** START Supplied records **

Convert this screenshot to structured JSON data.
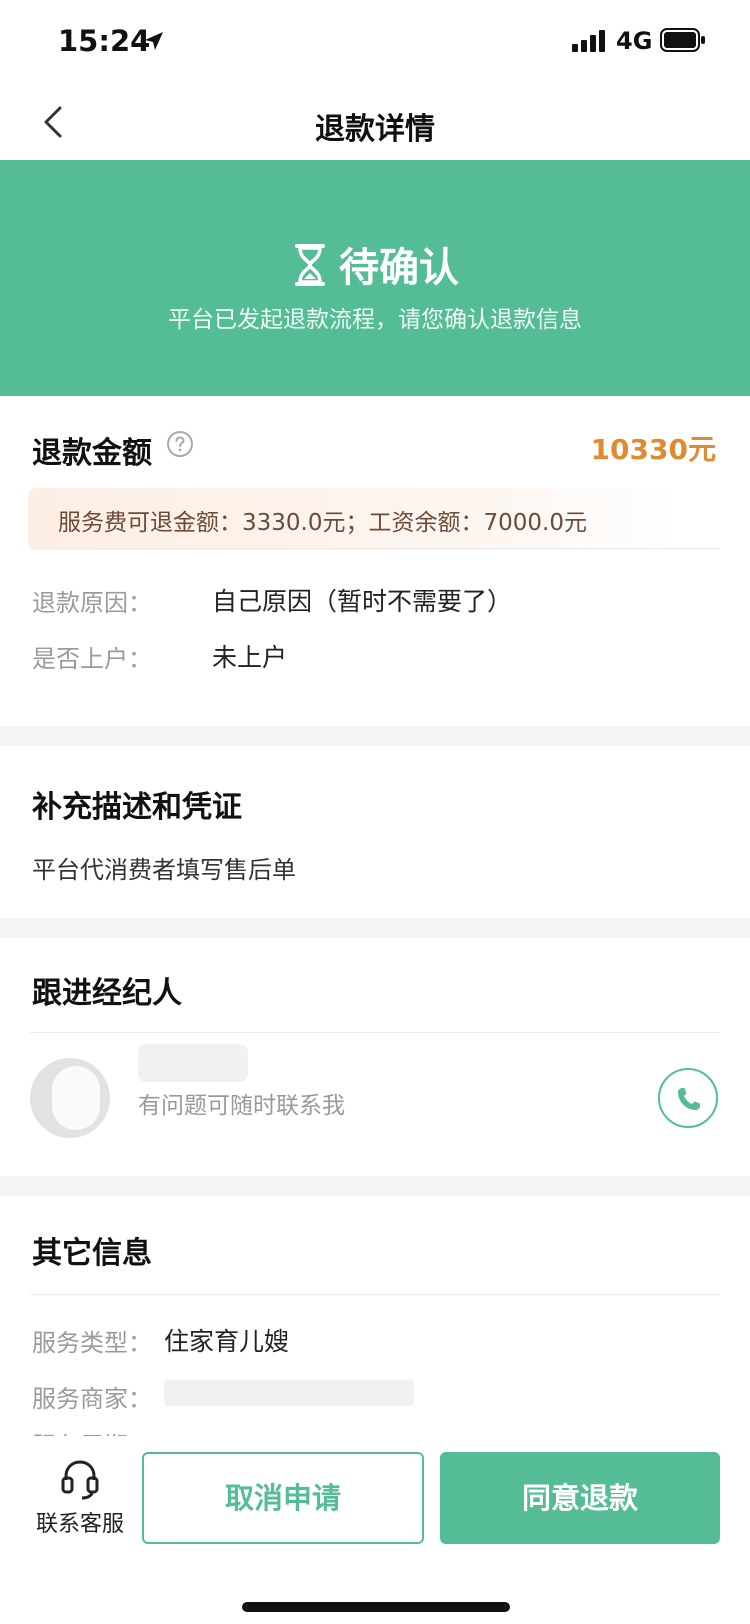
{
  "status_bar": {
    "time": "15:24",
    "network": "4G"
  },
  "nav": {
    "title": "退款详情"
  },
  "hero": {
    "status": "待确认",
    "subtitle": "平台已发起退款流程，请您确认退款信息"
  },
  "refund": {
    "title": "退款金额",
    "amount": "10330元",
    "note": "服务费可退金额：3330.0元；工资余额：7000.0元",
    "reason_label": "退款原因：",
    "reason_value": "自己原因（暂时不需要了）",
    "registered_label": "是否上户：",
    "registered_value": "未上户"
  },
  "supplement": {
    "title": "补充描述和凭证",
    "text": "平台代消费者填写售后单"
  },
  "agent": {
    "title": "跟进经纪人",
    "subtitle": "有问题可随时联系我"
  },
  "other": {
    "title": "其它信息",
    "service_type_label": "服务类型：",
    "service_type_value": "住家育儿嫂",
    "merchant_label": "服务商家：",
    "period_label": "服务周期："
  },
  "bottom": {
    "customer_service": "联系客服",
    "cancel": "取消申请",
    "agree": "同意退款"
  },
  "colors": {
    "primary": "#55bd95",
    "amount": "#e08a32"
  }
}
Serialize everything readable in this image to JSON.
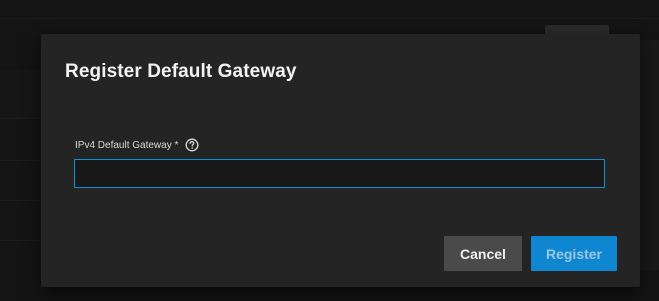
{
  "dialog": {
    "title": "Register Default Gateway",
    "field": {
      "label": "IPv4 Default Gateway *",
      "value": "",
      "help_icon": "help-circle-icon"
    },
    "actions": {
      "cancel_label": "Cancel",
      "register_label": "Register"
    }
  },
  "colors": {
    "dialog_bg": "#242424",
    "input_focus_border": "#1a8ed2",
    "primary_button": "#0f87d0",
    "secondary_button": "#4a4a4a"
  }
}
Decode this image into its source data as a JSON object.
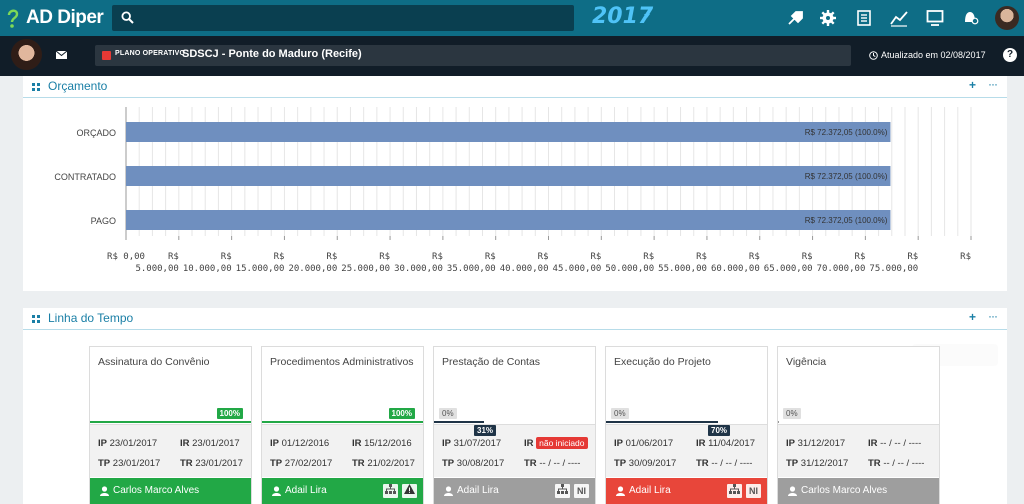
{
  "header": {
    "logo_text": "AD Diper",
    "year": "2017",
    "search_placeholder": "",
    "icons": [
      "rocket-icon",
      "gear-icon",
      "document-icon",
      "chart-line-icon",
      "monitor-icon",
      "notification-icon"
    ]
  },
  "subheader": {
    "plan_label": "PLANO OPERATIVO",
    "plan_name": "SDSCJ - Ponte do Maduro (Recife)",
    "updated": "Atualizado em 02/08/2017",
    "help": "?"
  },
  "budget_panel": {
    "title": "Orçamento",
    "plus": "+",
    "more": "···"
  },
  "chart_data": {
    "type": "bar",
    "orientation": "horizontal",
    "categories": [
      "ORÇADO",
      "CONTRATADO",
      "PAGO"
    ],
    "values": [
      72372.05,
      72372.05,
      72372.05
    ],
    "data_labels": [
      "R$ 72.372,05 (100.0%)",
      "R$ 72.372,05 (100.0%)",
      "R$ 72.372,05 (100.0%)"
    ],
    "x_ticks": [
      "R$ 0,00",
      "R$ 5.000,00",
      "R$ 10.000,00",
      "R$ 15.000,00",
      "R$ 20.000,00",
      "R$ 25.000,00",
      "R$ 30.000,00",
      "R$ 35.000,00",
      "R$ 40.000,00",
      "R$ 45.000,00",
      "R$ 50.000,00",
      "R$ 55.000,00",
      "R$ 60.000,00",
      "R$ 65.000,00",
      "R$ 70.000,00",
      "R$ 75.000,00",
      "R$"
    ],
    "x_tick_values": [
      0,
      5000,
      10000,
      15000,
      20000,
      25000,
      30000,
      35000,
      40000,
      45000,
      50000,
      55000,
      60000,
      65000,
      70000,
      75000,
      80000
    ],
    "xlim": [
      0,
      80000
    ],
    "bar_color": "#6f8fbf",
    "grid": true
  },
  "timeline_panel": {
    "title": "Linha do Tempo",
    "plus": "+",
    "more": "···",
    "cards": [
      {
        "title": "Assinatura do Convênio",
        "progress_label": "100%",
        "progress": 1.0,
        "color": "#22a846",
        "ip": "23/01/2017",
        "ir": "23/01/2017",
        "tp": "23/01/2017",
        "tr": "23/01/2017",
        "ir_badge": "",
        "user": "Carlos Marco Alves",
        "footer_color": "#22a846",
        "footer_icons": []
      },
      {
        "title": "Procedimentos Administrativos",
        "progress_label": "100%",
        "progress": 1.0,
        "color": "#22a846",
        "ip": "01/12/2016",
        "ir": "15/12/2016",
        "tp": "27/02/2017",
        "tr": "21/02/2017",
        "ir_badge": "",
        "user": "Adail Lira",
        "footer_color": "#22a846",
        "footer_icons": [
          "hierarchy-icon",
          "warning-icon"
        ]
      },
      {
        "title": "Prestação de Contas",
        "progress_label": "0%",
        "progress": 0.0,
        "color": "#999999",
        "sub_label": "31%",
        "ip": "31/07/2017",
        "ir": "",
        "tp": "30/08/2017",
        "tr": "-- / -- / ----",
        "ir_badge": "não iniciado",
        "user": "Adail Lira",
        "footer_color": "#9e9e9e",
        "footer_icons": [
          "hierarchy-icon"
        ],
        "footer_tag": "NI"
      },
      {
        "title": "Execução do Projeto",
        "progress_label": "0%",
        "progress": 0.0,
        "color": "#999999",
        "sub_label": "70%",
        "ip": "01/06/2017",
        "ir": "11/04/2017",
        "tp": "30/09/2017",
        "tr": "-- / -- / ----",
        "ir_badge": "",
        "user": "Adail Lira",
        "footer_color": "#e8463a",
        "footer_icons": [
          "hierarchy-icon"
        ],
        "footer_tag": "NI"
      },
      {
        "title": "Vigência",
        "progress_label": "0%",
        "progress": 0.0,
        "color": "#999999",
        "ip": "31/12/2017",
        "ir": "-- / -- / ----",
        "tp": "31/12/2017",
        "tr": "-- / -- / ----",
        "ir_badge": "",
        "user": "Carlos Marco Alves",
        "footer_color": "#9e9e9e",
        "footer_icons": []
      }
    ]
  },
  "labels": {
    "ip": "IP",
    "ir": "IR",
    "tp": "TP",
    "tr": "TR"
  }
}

** END Supplied records **

Description of the task:
Copy every entry exactly as written. Pictures are excluded.

Problem solution:
Convert this screenshot to structured JSON data.
{
  "status_bar": {
    "time": "15:24",
    "network": "4G"
  },
  "nav": {
    "title": "退款详情"
  },
  "hero": {
    "status": "待确认",
    "subtitle": "平台已发起退款流程，请您确认退款信息"
  },
  "refund": {
    "title": "退款金额",
    "amount": "10330元",
    "note": "服务费可退金额：3330.0元；工资余额：7000.0元",
    "reason_label": "退款原因：",
    "reason_value": "自己原因（暂时不需要了）",
    "registered_label": "是否上户：",
    "registered_value": "未上户"
  },
  "supplement": {
    "title": "补充描述和凭证",
    "text": "平台代消费者填写售后单"
  },
  "agent": {
    "title": "跟进经纪人",
    "subtitle": "有问题可随时联系我"
  },
  "other": {
    "title": "其它信息",
    "service_type_label": "服务类型：",
    "service_type_value": "住家育儿嫂",
    "merchant_label": "服务商家：",
    "period_label": "服务周期："
  },
  "bottom": {
    "customer_service": "联系客服",
    "cancel": "取消申请",
    "agree": "同意退款"
  },
  "colors": {
    "primary": "#55bd95",
    "amount": "#e08a32"
  }
}
Serialize everything readable in this image to JSON.
{
  "dialog": {
    "title": "Register Default Gateway",
    "field": {
      "label": "IPv4 Default Gateway *",
      "value": "",
      "help_icon": "help-circle-icon"
    },
    "actions": {
      "cancel_label": "Cancel",
      "register_label": "Register"
    }
  },
  "colors": {
    "dialog_bg": "#242424",
    "input_focus_border": "#1a8ed2",
    "primary_button": "#0f87d0",
    "secondary_button": "#4a4a4a"
  }
}
Decode this image into its source data as a JSON object.
{
  "header": {
    "logo_text": "AD Diper",
    "year": "2017",
    "search_placeholder": "",
    "icons": [
      "rocket-icon",
      "gear-icon",
      "document-icon",
      "chart-line-icon",
      "monitor-icon",
      "notification-icon"
    ]
  },
  "subheader": {
    "plan_label": "PLANO OPERATIVO",
    "plan_name": "SDSCJ - Ponte do Maduro (Recife)",
    "updated": "Atualizado em 02/08/2017",
    "help": "?"
  },
  "budget_panel": {
    "title": "Orçamento",
    "plus": "+",
    "more": "···"
  },
  "chart_data": {
    "type": "bar",
    "orientation": "horizontal",
    "categories": [
      "ORÇADO",
      "CONTRATADO",
      "PAGO"
    ],
    "values": [
      72372.05,
      72372.05,
      72372.05
    ],
    "data_labels": [
      "R$ 72.372,05 (100.0%)",
      "R$ 72.372,05 (100.0%)",
      "R$ 72.372,05 (100.0%)"
    ],
    "x_ticks": [
      "R$ 0,00",
      "R$ 5.000,00",
      "R$ 10.000,00",
      "R$ 15.000,00",
      "R$ 20.000,00",
      "R$ 25.000,00",
      "R$ 30.000,00",
      "R$ 35.000,00",
      "R$ 40.000,00",
      "R$ 45.000,00",
      "R$ 50.000,00",
      "R$ 55.000,00",
      "R$ 60.000,00",
      "R$ 65.000,00",
      "R$ 70.000,00",
      "R$ 75.000,00",
      "R$"
    ],
    "x_tick_values": [
      0,
      5000,
      10000,
      15000,
      20000,
      25000,
      30000,
      35000,
      40000,
      45000,
      50000,
      55000,
      60000,
      65000,
      70000,
      75000,
      80000
    ],
    "xlim": [
      0,
      80000
    ],
    "bar_color": "#6f8fbf",
    "grid": true
  },
  "timeline_panel": {
    "title": "Linha do Tempo",
    "plus": "+",
    "more": "···",
    "cards": [
      {
        "title": "Assinatura do Convênio",
        "progress_label": "100%",
        "progress": 1.0,
        "color": "#22a846",
        "ip": "23/01/2017",
        "ir": "23/01/2017",
        "tp": "23/01/2017",
        "tr": "23/01/2017",
        "ir_badge": "",
        "user": "Carlos Marco Alves",
        "footer_color": "#22a846",
        "footer_icons": []
      },
      {
        "title": "Procedimentos Administrativos",
        "progress_label": "100%",
        "progress": 1.0,
        "color": "#22a846",
        "ip": "01/12/2016",
        "ir": "15/12/2016",
        "tp": "27/02/2017",
        "tr": "21/02/2017",
        "ir_badge": "",
        "user": "Adail Lira",
        "footer_color": "#22a846",
        "footer_icons": [
          "hierarchy-icon",
          "warning-icon"
        ]
      },
      {
        "title": "Prestação de Contas",
        "progress_label": "0%",
        "progress": 0.0,
        "color": "#999999",
        "sub_label": "31%",
        "ip": "31/07/2017",
        "ir": "",
        "tp": "30/08/2017",
        "tr": "-- / -- / ----",
        "ir_badge": "não iniciado",
        "user": "Adail Lira",
        "footer_color": "#9e9e9e",
        "footer_icons": [
          "hierarchy-icon"
        ],
        "footer_tag": "NI"
      },
      {
        "title": "Execução do Projeto",
        "progress_label": "0%",
        "progress": 0.0,
        "color": "#999999",
        "sub_label": "70%",
        "ip": "01/06/2017",
        "ir": "11/04/2017",
        "tp": "30/09/2017",
        "tr": "-- / -- / ----",
        "ir_badge": "",
        "user": "Adail Lira",
        "footer_color": "#e8463a",
        "footer_icons": [
          "hierarchy-icon"
        ],
        "footer_tag": "NI"
      },
      {
        "title": "Vigência",
        "progress_label": "0%",
        "progress": 0.0,
        "color": "#999999",
        "ip": "31/12/2017",
        "ir": "-- / -- / ----",
        "tp": "31/12/2017",
        "tr": "-- / -- / ----",
        "ir_badge": "",
        "user": "Carlos Marco Alves",
        "footer_color": "#9e9e9e",
        "footer_icons": []
      }
    ]
  },
  "labels": {
    "ip": "IP",
    "ir": "IR",
    "tp": "TP",
    "tr": "TR"
  }
}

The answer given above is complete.